* [AIM]: Pull out every line in the data that has the string "text" in it.

* [DATA FOR THIS EXERCISE]:
◆ ◆ ◆ ◆ ◆

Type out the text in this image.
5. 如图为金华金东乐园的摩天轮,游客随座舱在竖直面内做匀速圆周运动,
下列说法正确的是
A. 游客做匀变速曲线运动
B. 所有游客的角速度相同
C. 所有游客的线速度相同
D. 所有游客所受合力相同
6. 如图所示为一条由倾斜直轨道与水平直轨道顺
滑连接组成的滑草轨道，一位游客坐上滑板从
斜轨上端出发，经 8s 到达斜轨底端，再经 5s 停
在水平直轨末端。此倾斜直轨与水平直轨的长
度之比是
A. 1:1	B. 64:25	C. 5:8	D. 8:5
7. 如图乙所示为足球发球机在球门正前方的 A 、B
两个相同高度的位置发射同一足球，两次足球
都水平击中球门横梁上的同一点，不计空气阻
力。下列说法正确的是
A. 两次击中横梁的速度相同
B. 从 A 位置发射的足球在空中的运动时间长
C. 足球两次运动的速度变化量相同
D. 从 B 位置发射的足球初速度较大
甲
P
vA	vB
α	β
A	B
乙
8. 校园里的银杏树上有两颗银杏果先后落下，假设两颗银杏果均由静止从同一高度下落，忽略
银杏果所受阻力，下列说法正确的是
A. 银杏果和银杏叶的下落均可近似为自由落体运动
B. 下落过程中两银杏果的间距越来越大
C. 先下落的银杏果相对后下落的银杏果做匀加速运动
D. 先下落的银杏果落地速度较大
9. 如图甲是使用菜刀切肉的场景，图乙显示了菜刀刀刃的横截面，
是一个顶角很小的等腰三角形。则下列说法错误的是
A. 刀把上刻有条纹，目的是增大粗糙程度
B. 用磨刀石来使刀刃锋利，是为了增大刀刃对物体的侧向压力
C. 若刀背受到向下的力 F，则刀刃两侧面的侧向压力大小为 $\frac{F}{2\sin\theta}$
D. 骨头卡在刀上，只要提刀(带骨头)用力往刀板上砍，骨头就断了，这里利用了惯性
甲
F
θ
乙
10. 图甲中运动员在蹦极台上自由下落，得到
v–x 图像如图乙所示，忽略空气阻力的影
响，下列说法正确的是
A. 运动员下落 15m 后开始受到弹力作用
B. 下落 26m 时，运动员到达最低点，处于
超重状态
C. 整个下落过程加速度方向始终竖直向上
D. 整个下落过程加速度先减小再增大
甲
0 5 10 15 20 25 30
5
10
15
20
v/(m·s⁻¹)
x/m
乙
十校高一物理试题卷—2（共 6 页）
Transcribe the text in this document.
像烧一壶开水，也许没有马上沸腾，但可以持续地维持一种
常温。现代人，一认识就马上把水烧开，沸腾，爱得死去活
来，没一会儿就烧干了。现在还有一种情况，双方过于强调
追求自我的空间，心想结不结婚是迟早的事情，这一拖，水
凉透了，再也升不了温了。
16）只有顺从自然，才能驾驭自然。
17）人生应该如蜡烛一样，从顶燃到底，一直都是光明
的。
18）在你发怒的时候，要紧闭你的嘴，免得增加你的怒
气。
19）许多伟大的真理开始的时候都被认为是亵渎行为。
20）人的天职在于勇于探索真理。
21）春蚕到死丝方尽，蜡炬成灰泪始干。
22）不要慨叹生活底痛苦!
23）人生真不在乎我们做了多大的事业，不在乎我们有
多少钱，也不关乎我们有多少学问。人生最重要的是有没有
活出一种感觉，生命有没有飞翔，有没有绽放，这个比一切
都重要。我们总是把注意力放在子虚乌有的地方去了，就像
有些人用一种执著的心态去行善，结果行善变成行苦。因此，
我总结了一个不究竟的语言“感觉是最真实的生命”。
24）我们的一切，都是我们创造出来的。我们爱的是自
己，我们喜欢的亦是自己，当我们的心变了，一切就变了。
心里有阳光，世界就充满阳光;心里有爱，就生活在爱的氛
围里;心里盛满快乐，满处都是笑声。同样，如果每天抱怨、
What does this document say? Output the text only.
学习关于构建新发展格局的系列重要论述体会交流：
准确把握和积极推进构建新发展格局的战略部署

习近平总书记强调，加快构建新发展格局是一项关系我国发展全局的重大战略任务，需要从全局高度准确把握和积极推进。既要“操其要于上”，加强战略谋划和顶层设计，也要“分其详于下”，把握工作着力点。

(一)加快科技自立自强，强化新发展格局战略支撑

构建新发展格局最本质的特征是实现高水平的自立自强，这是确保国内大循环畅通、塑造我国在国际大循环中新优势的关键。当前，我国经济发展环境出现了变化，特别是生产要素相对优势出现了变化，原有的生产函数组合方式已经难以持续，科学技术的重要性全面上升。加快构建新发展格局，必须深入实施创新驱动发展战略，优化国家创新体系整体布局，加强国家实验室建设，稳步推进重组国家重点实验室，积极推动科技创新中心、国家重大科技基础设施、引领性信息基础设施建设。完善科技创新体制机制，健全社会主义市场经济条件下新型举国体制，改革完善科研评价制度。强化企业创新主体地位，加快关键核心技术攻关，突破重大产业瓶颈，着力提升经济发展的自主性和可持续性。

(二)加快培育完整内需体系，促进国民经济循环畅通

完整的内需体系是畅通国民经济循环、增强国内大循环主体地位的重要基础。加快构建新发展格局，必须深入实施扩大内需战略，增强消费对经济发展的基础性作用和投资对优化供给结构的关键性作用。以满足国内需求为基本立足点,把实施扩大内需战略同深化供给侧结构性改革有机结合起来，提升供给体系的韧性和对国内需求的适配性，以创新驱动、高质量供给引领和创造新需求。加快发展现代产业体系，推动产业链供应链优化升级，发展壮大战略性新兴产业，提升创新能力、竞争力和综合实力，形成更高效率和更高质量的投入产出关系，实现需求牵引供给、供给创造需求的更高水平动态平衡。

◆ ◆ ◆ ◆ ◆

* [EXERCISE OUTPUT]:
Type out the text in this image.
Transcribe the text in this document.
What does this document say? Output the text only.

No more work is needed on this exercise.